— START OF RECORDS TO PROCESS —

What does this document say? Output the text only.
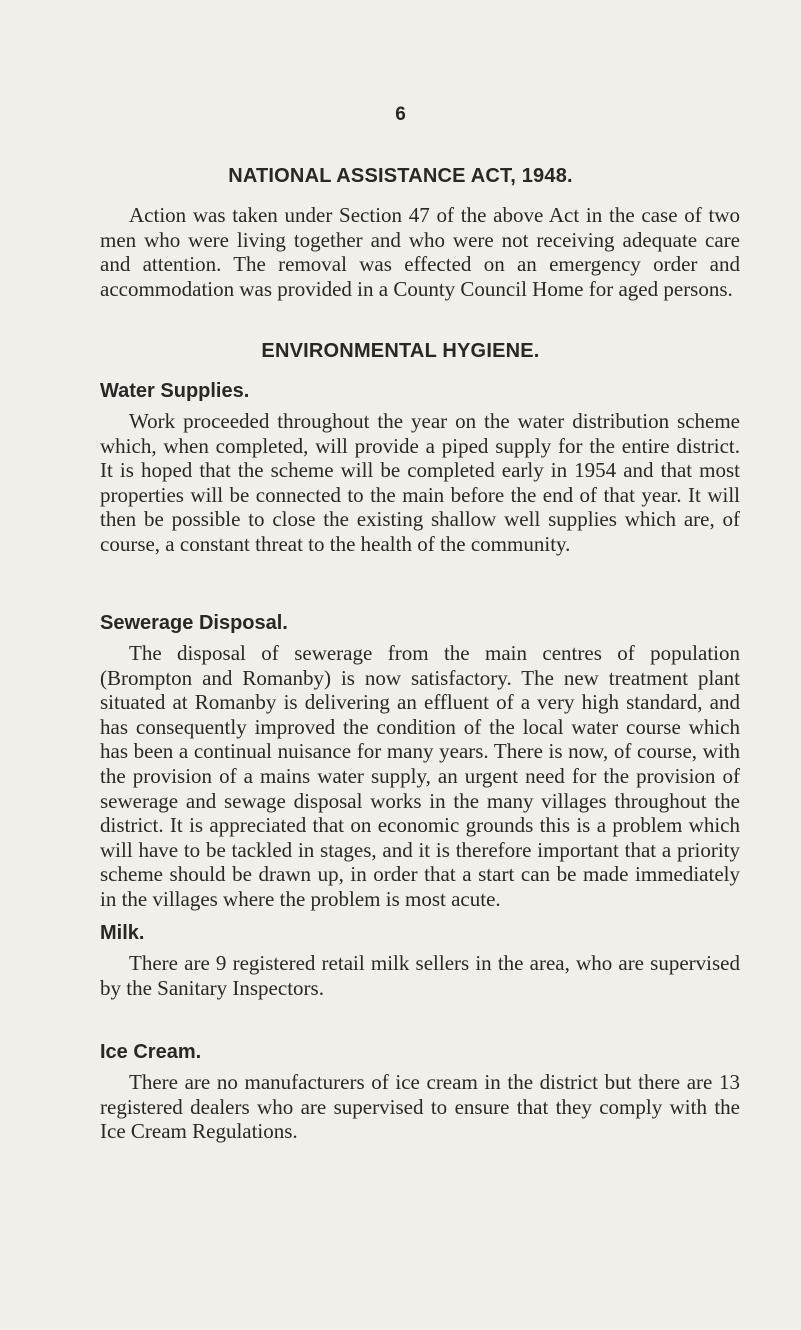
6
NATIONAL ASSISTANCE ACT, 1948.

Action was taken under Section 47 of the above Act in the case of two men who were living together and who were not receiving adequate care and attention. The removal was effected on an emergency order and accommodation was provided in a County Council Home for aged persons.

ENVIRONMENTAL HYGIENE.
Water Supplies.

Work proceeded throughout the year on the water distribution scheme which, when completed, will provide a piped supply for the entire district. It is hoped that the scheme will be completed early in 1954 and that most properties will be connected to the main before the end of that year. It will then be possible to close the existing shallow well supplies which are, of course, a constant threat to the health of the community.

Sewerage Disposal.

The disposal of sewerage from the main centres of population (Brompton and Romanby) is now satisfactory. The new treatment plant situated at Romanby is delivering an effluent of a very high standard, and has consequently improved the condition of the local water course which has been a continual nuisance for many years. There is now, of course, with the provision of a mains water supply, an urgent need for the provision of sewerage and sewage disposal works in the many villages throughout the district. It is appreciated that on economic grounds this is a problem which will have to be tackled in stages, and it is therefore important that a priority scheme should be drawn up, in order that a start can be made immediately in the villages where the problem is most acute.

Milk.

There are 9 registered retail milk sellers in the area, who are supervised by the Sanitary Inspectors.

Ice Cream.

There are no manufacturers of ice cream in the district but there are 13 registered dealers who are supervised to ensure that they comply with the Ice Cream Regulations.
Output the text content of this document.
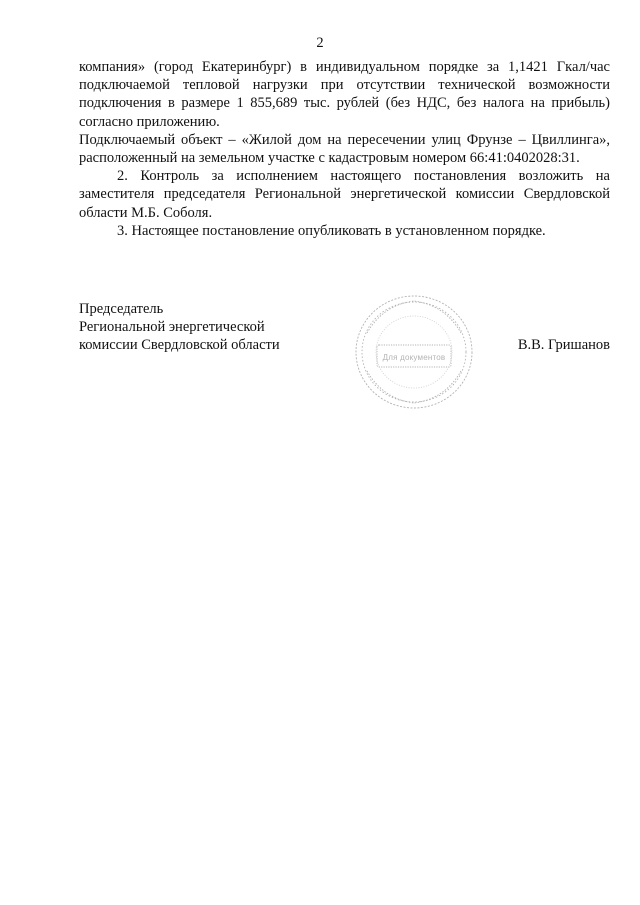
2

компания» (город Екатеринбург) в индивидуальном порядке за 1,1421 Гкал/час подключаемой тепловой нагрузки при отсутствии технической возможности подключения в размере 1 855,689 тыс. рублей (без НДС, без налога на прибыль) согласно приложению.

Подключаемый объект – «Жилой дом на пересечении улиц Фрунзе – Цвиллинга», расположенный на земельном участке с кадастровым номером 66:41:0402028:31.

2. Контроль за исполнением настоящего постановления возложить на заместителя председателя Региональной энергетической комиссии Свердловской области М.Б. Соболя.

3. Настоящее постановление опубликовать в установленном порядке.

Председатель
Региональной энергетической
комиссии Свердловской области
Для документов
В.В. Гришанов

— END OF RECORDS TO PROCESS —

**STATED GOAL**: Could you reproduce every record above exactly, leaving out the pictures?

**PROBLEM SOLUTION**:
What does this document say? Output the text only.
6
NATIONAL ASSISTANCE ACT, 1948.

Action was taken under Section 47 of the above Act in the case of two men who were living together and who were not receiving adequate care and attention. The removal was effected on an emergency order and accommodation was provided in a County Council Home for aged persons.

ENVIRONMENTAL HYGIENE.
Water Supplies.

Work proceeded throughout the year on the water distribution scheme which, when completed, will provide a piped supply for the entire district. It is hoped that the scheme will be completed early in 1954 and that most properties will be connected to the main before the end of that year. It will then be possible to close the existing shallow well supplies which are, of course, a constant threat to the health of the community.

Sewerage Disposal.

The disposal of sewerage from the main centres of population (Brompton and Romanby) is now satisfactory. The new treatment plant situated at Romanby is delivering an effluent of a very high standard, and has consequently improved the condition of the local water course which has been a continual nuisance for many years. There is now, of course, with the provision of a mains water supply, an urgent need for the provision of sewerage and sewage disposal works in the many villages throughout the district. It is appreciated that on economic grounds this is a problem which will have to be tackled in stages, and it is therefore important that a priority scheme should be drawn up, in order that a start can be made immediately in the villages where the problem is most acute.

Milk.

There are 9 registered retail milk sellers in the area, who are supervised by the Sanitary Inspectors.

Ice Cream.

There are no manufacturers of ice cream in the district but there are 13 registered dealers who are supervised to ensure that they comply with the Ice Cream Regulations.
Output the text content of this document.
2

компания» (город Екатеринбург) в индивидуальном порядке за 1,1421 Гкал/час подключаемой тепловой нагрузки при отсутствии технической возможности подключения в размере 1 855,689 тыс. рублей (без НДС, без налога на прибыль) согласно приложению.

Подключаемый объект – «Жилой дом на пересечении улиц Фрунзе – Цвиллинга», расположенный на земельном участке с кадастровым номером 66:41:0402028:31.

2. Контроль за исполнением настоящего постановления возложить на заместителя председателя Региональной энергетической комиссии Свердловской области М.Б. Соболя.

3. Настоящее постановление опубликовать в установленном порядке.

Председатель
Региональной энергетической
комиссии Свердловской области
Для документов
В.В. Гришанов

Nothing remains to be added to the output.